[Records]
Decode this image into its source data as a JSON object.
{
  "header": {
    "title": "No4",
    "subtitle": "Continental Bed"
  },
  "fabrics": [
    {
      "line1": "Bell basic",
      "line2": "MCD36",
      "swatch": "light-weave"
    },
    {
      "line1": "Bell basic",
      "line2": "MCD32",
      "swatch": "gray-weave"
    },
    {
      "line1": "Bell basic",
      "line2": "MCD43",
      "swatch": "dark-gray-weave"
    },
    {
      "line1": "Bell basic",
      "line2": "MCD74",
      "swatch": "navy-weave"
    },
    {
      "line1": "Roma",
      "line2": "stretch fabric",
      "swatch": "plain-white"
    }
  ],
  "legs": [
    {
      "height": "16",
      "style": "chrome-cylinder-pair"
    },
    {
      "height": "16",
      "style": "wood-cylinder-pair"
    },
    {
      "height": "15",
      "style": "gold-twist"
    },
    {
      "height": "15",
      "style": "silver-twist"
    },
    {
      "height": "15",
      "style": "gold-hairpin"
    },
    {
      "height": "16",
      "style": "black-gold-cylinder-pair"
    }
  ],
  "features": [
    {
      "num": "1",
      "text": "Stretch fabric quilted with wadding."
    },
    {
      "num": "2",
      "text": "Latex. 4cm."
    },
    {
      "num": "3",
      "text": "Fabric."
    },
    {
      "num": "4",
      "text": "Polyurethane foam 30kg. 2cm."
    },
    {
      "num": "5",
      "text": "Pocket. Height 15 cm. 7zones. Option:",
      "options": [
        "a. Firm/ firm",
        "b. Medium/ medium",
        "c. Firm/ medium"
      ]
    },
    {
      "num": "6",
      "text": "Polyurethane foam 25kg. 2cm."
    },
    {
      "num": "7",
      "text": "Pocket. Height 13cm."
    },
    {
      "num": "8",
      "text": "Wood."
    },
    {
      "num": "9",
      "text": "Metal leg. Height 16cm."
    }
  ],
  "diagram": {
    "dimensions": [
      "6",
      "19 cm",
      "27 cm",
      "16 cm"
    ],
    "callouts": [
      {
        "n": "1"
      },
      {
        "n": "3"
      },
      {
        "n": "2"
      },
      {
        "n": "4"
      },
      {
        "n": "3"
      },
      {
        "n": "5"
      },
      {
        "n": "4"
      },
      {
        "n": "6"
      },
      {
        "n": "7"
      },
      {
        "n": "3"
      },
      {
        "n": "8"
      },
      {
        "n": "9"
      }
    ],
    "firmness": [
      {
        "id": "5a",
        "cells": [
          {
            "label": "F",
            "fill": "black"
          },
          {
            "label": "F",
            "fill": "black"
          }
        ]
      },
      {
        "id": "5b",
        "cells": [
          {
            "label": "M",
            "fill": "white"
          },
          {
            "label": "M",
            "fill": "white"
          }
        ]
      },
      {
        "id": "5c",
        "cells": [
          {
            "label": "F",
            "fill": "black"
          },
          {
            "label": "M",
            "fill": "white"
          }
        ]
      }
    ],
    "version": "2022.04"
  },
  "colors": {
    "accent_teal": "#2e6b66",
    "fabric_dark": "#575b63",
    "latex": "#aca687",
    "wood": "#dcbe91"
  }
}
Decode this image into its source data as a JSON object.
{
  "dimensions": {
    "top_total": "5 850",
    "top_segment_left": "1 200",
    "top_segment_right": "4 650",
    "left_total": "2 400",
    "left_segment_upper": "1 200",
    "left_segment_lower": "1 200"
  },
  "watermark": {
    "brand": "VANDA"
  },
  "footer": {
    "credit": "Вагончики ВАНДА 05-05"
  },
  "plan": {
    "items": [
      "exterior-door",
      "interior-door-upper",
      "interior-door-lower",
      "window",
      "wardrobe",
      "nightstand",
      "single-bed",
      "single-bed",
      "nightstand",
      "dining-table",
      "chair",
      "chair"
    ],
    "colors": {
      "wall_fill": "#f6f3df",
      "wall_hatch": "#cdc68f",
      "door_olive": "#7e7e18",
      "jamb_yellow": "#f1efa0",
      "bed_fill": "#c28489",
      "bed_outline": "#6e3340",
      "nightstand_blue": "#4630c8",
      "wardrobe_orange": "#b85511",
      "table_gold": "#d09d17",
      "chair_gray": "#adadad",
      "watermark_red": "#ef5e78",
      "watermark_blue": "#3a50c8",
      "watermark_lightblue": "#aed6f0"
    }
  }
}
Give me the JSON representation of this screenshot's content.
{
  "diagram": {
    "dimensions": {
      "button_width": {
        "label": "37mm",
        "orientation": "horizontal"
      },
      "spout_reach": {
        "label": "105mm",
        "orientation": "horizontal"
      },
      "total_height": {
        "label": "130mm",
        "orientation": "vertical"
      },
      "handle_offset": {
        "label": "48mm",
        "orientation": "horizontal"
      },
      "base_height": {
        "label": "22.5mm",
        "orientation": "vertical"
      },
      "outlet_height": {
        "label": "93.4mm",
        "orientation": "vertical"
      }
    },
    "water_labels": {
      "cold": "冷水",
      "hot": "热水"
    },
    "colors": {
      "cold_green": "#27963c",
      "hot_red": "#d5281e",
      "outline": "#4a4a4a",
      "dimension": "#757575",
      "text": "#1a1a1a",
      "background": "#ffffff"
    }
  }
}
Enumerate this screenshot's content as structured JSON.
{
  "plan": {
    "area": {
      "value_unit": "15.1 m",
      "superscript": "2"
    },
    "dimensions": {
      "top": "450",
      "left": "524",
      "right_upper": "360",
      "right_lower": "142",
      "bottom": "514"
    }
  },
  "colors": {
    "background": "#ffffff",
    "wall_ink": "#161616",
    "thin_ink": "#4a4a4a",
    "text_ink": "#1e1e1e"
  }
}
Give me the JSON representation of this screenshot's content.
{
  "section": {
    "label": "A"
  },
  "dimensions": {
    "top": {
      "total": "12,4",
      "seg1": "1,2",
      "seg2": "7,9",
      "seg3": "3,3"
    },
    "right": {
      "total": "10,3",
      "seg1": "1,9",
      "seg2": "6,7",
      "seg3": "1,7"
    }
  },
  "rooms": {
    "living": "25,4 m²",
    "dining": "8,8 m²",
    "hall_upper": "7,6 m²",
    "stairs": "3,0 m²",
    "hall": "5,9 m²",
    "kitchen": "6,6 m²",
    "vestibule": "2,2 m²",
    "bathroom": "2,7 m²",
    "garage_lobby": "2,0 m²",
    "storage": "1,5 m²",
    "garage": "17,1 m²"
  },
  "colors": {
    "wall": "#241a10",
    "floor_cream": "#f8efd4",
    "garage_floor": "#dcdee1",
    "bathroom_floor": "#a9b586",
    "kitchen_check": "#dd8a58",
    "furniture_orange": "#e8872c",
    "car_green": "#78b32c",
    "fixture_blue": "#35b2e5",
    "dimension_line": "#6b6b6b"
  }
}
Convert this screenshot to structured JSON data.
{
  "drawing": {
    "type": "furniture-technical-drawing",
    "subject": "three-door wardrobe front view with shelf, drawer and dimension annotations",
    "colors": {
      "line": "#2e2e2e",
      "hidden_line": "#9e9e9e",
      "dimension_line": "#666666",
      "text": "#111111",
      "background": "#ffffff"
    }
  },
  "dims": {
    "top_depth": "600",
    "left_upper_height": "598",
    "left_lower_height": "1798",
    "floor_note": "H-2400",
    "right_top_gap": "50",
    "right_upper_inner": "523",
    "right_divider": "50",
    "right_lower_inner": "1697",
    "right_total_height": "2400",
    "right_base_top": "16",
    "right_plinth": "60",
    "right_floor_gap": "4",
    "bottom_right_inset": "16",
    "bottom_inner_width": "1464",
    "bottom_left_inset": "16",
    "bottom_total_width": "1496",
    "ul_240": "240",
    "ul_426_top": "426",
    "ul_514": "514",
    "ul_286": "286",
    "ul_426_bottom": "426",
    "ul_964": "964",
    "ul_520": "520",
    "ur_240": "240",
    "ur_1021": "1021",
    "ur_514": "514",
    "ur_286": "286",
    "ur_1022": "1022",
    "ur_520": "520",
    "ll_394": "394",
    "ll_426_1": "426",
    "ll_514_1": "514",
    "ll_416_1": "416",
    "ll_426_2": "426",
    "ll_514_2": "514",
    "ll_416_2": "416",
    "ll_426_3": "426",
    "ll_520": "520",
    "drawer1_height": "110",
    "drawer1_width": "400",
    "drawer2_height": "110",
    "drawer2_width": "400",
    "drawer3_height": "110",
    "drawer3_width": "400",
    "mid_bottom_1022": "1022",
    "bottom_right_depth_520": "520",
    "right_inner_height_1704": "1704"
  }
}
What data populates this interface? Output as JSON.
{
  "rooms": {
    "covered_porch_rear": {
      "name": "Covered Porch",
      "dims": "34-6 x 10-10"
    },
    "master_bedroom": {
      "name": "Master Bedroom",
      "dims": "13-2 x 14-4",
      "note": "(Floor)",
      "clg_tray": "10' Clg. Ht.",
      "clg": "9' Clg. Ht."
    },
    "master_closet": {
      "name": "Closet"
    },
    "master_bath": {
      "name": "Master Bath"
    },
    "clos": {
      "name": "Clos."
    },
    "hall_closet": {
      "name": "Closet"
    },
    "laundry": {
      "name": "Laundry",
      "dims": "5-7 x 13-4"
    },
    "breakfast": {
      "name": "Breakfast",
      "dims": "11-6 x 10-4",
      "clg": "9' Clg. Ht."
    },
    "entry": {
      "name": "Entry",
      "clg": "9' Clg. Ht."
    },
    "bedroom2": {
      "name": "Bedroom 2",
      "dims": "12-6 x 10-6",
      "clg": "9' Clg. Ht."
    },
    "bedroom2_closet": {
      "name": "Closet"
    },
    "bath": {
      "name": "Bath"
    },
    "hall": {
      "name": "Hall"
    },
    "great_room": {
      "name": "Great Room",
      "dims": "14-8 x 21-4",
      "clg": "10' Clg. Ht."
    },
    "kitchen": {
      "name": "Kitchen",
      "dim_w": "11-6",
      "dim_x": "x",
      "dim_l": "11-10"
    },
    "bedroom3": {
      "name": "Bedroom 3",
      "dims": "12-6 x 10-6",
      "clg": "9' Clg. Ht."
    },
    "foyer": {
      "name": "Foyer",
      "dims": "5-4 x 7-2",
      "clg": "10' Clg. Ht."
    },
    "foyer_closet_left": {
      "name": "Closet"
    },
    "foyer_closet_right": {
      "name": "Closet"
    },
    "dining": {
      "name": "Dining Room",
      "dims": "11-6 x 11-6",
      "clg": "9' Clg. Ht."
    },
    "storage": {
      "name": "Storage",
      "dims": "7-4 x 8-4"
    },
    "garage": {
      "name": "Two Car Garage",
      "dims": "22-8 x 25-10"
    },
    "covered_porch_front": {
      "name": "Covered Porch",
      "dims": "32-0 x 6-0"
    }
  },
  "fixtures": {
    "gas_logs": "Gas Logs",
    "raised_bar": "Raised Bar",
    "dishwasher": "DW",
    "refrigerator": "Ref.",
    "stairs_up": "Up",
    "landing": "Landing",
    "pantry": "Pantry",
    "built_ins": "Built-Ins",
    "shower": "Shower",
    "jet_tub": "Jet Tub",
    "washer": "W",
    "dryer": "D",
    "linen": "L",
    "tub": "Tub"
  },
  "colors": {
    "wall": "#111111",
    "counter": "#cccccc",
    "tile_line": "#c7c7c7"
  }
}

**Task description:**
Locate all lines holding the word "twist", then copy them out.

**Output for this exercise:**
      "style": "gold-twist"
      "style": "silver-twist"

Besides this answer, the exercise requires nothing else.